--- PAGE EXTRACT ---

The project I'm working on has 5000 simultaneous users average. I have two physical servers both running an instance of Tomcat 7.0. They're behind a physical load balancer with sticky, least connections balancing. Nothing in front of the Tomcats. Port 80 to is routed to them by iptables. Anyone out there willing to offer some tips (or point me to them) on configuration for this amount of traffic? Environment is: DELL PowerEdge R720 - 32 GB DELL RAM, GB Memory: 32 Single Socket Six Core Intel Xeon E5-2640 2.5GHz, #Processors: 1, #Cores per Proc: 6 RHEL 6 TIA, Alec
Re: Configuration question for 2500 simultaneous users.

---

### YOUR TASKS
(a) According to the Tomcat configuration post, what balancing method does the physical load balancer use?
(b) Write the next part of the Tomcat configuration thread, picking up after its last line.

--- PROVIDED RECORDS ---

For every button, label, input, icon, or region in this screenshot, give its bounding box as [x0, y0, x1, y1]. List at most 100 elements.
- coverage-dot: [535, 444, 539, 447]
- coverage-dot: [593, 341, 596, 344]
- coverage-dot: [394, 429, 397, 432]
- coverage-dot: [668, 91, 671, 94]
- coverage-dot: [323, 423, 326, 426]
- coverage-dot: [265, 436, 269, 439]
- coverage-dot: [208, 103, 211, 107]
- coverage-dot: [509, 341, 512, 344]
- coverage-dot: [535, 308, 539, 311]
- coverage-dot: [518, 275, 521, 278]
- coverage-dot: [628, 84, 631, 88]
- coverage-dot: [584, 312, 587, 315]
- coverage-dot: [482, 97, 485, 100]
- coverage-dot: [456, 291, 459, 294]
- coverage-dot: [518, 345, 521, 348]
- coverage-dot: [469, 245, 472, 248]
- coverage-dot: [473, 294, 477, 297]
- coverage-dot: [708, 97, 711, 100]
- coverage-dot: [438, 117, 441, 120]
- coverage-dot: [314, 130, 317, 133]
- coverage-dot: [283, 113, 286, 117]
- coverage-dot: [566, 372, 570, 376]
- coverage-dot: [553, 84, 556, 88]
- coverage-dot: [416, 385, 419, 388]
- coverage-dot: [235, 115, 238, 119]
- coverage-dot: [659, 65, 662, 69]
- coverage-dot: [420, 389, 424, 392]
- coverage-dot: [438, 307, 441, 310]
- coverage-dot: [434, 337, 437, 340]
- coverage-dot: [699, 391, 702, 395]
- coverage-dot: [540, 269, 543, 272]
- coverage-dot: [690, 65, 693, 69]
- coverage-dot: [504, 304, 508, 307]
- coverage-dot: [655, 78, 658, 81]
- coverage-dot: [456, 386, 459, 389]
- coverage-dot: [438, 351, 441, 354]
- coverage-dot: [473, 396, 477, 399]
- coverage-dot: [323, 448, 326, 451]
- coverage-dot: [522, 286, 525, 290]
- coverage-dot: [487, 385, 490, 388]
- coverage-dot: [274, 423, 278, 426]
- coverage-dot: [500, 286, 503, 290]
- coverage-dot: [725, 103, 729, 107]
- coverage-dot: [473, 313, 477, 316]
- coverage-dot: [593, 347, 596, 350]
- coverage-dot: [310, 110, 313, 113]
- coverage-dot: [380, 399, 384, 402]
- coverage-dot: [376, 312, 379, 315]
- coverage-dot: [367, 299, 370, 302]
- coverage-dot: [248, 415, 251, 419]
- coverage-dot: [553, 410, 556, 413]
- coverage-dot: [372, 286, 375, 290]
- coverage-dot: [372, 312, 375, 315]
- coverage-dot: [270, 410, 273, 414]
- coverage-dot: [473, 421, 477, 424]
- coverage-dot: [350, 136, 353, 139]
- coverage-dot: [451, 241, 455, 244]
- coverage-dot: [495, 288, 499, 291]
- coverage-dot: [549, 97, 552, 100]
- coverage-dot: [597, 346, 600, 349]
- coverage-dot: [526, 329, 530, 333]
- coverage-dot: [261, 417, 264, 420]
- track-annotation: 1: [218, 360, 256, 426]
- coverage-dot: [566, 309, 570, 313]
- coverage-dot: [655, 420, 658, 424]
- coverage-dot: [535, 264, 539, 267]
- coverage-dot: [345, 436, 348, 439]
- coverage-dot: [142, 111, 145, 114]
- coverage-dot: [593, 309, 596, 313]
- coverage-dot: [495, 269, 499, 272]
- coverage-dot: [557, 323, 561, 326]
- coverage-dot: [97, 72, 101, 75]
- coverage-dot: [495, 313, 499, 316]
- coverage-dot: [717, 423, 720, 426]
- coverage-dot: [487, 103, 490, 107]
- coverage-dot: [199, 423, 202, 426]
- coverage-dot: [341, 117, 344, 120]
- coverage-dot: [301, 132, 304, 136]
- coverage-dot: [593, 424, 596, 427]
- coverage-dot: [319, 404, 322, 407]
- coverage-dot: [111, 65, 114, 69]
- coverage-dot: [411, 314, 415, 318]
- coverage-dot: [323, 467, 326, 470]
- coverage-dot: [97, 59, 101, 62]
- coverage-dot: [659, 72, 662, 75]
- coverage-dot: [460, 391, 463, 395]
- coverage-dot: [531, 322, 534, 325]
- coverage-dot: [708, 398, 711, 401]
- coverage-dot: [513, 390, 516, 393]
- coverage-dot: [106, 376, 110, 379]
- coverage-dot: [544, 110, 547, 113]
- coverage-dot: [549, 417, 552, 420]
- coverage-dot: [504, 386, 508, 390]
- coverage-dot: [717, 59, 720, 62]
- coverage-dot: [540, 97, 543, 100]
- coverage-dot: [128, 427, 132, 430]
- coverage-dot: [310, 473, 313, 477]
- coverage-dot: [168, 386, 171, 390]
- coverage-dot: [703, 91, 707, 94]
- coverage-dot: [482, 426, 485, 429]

---

### EXPECTED OUTPUTS
(a) Sticky, least connections balancing.

(b)
On 7/30/2013 12:42 PM, Tomcat Random wrote: The project I'm working on has 5000 simultaneous users average. I have two physical servers both running an instance of Tomcat 7.0. They're behind a physical load balancer with sticky, least connections balancing. Nothing in front of the Tomcats. Port 80 to is routed to them by iptables. Anyone out there willing to offer some tips (or point me to them) on configuration for this amount of traffic? Environment is: DELL PowerEdge R720 - 32 GB DELL RAM, GB Memory: 32 Single Socket Six Core Intel Xeon E5-2640 2.5GHz, #Processors: 1, #Cores per Proc: 6 RHEL 6 TIA, Alec A great overview, and a solid outline of the process you should follow: http://people.apache.org/~markt/presentations/2009-04-01-TomcatTuning.pdf That, plus profiling your application with real-world traffic to understand bottlenecks and use cases . . . . . . just my two cents. /mde/ - To unsubscribe, e-mail: users-unsubscr...@tomcat.apache.org For additional commands, e-mail: users-h...@tomcat.apache.org
Re: Configuration question for 2500 simultaneous users.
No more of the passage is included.